● **Stated exercise 1**:
Give the records from their first line through the line containing "In FIG. 2, the main pulley", inclusive, as a JSON list of strings with one string per line and blank lines omitted.

Form of Amendment No. 3 to the Shareholders Agreement, dated as of November 9, 2015, among the Company and the investors party thereto

EX-10.1 2 aghi-ex101_204.htm EX-10.1 SHAREHOLDERS AGREEMENT AMENDMENT aghi-ex101_204.htm

 

EXHIBIT 10.1

 

AMENDMENT NO. 3 TO THE SHAREHOLDERS AGREEMENT

This Amendment (this “Amendment”), dated as of November 14, 2018, is made by Affinion Group Holdings, Inc., a Delaware corporation (the “Company”).  Capitalized terms used and not defined herein shall have the meaning ascribed thereto in the Shareholders Agreement (as defined below).

RECITALS

A.The Company entered into a Shareholders Agreement, dated as of November 9, 2015, with the investors party thereto (as amended, the “Shareholders Agreement”), to which various investors executed joinders in connection with the exchange offers and rights offering of the Company and its subsidiaries which were consummated on November 9, 2015.

B.Section 2.2(a)(vi) of the Shareholders Agreement restricts the implementation of a new management Equity Incentive Plan or similar arrangement which could result, when combined with any existing management Equity Incentive Plan or similar arrangement (excluding Existing Plans), in the issuance of more than ten percent (10%) of the Company Common Stock to employees and directors of the Company.

● **Supplied records**:
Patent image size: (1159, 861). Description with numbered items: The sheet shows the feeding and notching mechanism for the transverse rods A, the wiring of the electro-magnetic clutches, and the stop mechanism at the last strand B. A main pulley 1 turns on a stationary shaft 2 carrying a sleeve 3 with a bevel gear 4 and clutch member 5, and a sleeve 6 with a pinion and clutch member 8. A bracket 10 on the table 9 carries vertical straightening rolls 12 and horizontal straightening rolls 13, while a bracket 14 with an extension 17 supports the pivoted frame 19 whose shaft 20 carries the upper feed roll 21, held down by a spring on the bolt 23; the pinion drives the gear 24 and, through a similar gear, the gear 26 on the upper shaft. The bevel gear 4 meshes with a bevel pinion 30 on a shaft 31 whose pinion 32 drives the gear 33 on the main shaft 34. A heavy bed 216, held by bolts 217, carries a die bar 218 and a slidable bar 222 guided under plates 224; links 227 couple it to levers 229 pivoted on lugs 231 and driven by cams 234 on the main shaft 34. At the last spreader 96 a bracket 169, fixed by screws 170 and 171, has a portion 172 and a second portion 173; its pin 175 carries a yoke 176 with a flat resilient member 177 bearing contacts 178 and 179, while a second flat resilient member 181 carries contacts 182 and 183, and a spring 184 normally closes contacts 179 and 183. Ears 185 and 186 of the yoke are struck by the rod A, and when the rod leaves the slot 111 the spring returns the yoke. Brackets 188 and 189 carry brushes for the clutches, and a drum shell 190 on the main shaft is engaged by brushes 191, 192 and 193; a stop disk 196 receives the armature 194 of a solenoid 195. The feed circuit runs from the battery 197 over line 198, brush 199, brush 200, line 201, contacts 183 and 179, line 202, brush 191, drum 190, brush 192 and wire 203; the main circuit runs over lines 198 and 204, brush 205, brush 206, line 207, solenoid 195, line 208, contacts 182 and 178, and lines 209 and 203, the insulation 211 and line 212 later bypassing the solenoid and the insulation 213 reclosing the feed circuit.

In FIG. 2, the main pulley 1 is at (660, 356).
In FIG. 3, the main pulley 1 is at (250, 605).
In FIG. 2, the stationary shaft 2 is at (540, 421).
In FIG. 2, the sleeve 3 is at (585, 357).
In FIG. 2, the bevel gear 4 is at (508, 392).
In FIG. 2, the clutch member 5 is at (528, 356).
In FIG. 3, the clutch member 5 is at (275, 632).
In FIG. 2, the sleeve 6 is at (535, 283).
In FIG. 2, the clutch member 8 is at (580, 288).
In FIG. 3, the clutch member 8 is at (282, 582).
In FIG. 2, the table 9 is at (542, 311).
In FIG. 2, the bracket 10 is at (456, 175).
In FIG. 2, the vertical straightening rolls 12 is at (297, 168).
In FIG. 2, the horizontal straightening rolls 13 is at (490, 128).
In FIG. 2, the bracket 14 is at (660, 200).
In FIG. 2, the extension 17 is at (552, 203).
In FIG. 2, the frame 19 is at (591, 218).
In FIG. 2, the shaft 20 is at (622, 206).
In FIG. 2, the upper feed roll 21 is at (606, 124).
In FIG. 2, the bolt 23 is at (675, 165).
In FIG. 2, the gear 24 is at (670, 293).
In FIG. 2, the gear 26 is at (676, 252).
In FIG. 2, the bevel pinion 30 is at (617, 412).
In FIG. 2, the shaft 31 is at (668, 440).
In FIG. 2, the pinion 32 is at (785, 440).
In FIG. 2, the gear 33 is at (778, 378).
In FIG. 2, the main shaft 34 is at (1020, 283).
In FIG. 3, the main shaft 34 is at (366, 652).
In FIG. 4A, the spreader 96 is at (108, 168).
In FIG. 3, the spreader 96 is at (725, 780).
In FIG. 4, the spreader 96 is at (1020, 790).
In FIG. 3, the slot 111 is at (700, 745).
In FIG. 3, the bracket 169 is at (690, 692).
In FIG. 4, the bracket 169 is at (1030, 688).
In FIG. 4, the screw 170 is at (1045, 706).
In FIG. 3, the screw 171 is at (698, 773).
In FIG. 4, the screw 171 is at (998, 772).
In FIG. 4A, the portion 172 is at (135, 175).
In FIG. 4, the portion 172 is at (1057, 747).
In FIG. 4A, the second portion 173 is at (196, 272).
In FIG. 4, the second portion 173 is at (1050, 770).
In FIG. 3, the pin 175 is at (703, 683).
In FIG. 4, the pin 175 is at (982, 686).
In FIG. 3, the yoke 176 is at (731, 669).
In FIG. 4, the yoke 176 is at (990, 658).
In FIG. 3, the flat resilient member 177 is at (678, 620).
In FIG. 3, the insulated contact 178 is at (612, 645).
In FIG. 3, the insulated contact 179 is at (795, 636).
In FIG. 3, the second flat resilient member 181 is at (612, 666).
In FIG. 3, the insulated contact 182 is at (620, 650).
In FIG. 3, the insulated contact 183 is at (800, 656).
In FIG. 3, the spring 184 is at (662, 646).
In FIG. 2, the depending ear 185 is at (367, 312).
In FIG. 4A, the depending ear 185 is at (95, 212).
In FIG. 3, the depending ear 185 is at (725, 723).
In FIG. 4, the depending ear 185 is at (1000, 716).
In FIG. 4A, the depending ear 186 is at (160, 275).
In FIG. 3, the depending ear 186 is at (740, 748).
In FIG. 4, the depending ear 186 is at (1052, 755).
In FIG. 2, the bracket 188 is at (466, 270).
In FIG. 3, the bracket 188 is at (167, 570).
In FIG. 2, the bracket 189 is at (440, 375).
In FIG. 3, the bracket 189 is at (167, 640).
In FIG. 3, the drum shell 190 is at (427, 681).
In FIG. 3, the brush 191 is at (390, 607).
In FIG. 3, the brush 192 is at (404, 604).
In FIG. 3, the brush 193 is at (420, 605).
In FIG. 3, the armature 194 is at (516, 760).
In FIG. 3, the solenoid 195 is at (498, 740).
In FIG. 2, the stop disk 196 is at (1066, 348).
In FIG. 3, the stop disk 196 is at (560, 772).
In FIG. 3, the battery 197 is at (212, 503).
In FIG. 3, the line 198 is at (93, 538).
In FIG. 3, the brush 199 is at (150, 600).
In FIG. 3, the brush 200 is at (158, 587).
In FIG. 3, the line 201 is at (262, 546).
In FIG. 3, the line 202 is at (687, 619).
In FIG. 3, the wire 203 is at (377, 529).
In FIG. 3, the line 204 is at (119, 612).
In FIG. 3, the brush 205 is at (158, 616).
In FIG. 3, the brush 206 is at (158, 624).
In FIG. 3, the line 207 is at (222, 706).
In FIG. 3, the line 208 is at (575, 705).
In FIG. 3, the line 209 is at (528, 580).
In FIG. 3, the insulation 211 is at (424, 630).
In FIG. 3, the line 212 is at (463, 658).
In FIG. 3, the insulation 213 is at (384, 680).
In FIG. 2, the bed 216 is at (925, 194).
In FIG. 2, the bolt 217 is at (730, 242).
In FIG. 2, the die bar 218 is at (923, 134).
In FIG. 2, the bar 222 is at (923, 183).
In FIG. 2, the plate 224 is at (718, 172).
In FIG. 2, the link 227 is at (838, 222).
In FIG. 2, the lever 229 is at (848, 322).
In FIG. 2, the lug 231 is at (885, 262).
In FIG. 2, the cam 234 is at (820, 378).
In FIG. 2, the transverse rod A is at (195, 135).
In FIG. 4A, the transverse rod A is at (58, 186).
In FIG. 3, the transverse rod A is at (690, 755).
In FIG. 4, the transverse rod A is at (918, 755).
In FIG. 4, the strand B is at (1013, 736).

● **Stated exercise 2**:
In the shareholders agreement amendment, in which state is Affinion Group Holdings, Inc. incorporated?

● **Answer 1**:
[
  "Patent image size: (1159, 861). Description with numbered items: The sheet shows the feeding and notching mechanism for the transverse rods A, the wiring of the electro-magnetic clutches, and the stop mechanism at the last strand B. A main pulley 1 turns on a stationary shaft 2 carrying a sleeve 3 with a bevel gear 4 and clutch member 5, and a sleeve 6 with a pinion and clutch member 8. A bracket 10 on the table 9 carries vertical straightening rolls 12 and horizontal straightening rolls 13, while a bracket 14 with an extension 17 supports the pivoted frame 19 whose shaft 20 carries the upper feed roll 21, held down by a spring on the bolt 23; the pinion drives the gear 24 and, through a similar gear, the gear 26 on the upper shaft. The bevel gear 4 meshes with a bevel pinion 30 on a shaft 31 whose pinion 32 drives the gear 33 on the main shaft 34. A heavy bed 216, held by bolts 217, carries a die bar 218 and a slidable bar 222 guided under plates 224; links 227 couple it to levers 229 pivoted on lugs 231 and driven by cams 234 on the main shaft 34. At the last spreader 96 a bracket 169, fixed by screws 170 and 171, has a portion 172 and a second portion 173; its pin 175 carries a yoke 176 with a flat resilient member 177 bearing contacts 178 and 179, while a second flat resilient member 181 carries contacts 182 and 183, and a spring 184 normally closes contacts 179 and 183. Ears 185 and 186 of the yoke are struck by the rod A, and when the rod leaves the slot 111 the spring returns the yoke. Brackets 188 and 189 carry brushes for the clutches, and a drum shell 190 on the main shaft is engaged by brushes 191, 192 and 193; a stop disk 196 receives the armature 194 of a solenoid 195. The feed circuit runs from the battery 197 over line 198, brush 199, brush 200, line 201, contacts 183 and 179, line 202, brush 191, drum 190, brush 192 and wire 203; the main circuit runs over lines 198 and 204, brush 205, brush 206, line 207, solenoid 195, line 208, contacts 182 and 178, and lines 209 and 203, the insulation 211 and line 212 later bypassing the solenoid and the insulation 213 reclosing the feed circuit.",
  "In FIG. 2, the main pulley 1 is at (660, 356)."
]

● **Answer 2**:
Delaware